**Task goal:**
Which lines hold the string "toys"? Copy every one of them.

== Material ==

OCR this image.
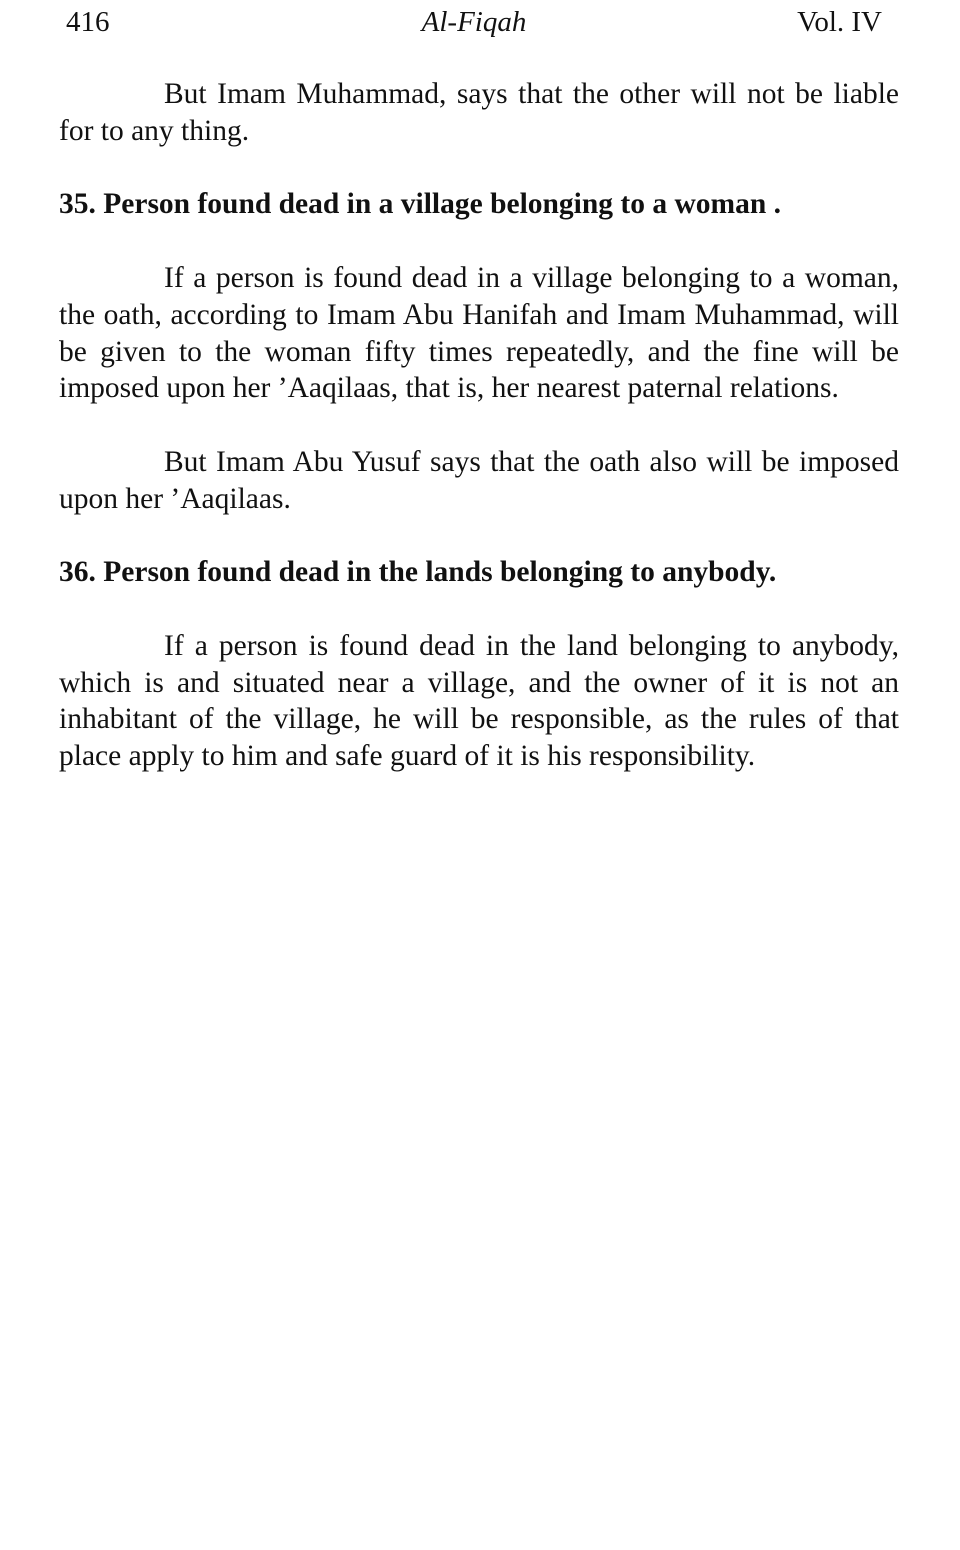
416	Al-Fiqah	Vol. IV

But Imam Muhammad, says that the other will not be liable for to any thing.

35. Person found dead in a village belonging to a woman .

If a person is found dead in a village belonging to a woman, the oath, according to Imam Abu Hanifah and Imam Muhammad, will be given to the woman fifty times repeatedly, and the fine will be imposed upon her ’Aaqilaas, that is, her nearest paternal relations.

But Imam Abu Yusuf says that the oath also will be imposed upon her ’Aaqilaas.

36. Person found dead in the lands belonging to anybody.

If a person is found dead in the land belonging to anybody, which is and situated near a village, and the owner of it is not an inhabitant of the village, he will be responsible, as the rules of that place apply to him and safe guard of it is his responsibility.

===
== Material ==

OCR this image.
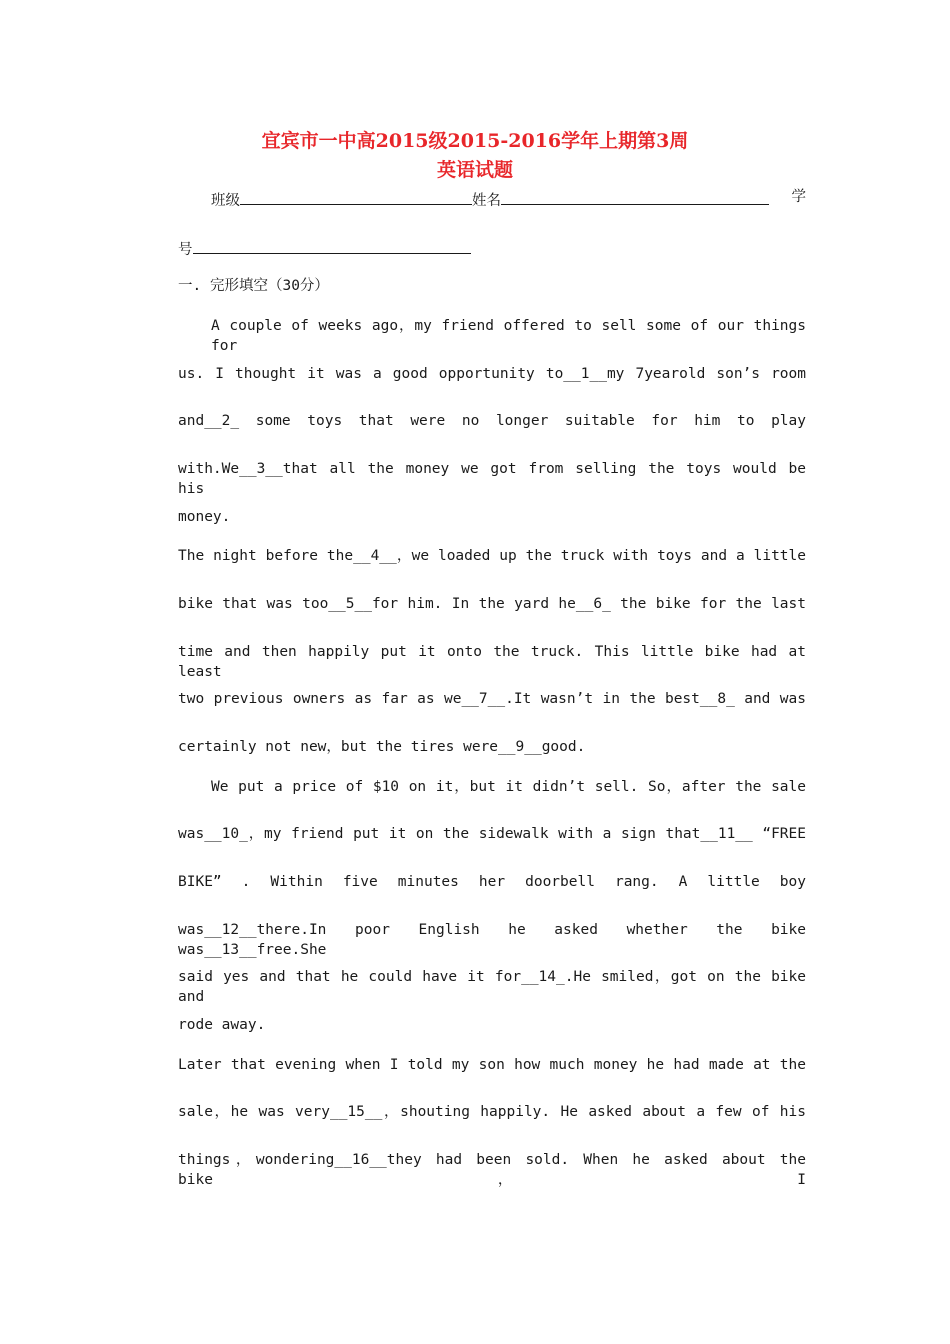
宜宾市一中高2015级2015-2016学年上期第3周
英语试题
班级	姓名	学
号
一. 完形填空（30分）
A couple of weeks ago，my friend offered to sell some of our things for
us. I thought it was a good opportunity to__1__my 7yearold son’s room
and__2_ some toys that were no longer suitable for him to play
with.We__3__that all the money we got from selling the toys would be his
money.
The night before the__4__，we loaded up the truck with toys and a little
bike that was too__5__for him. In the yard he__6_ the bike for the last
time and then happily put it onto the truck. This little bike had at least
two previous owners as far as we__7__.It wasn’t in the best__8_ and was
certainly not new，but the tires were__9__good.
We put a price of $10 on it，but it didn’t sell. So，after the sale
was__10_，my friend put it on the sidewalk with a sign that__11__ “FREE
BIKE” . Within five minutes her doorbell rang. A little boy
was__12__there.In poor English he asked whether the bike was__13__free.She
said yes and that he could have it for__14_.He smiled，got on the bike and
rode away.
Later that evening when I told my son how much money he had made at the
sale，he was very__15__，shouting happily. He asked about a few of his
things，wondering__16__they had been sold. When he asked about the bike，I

===

**Exercise response:**
and__2_ some toys that were no longer suitable for him to play
with.We__3__that all the money we got from selling the toys would be his
The night before the__4__，we loaded up the truck with toys and a little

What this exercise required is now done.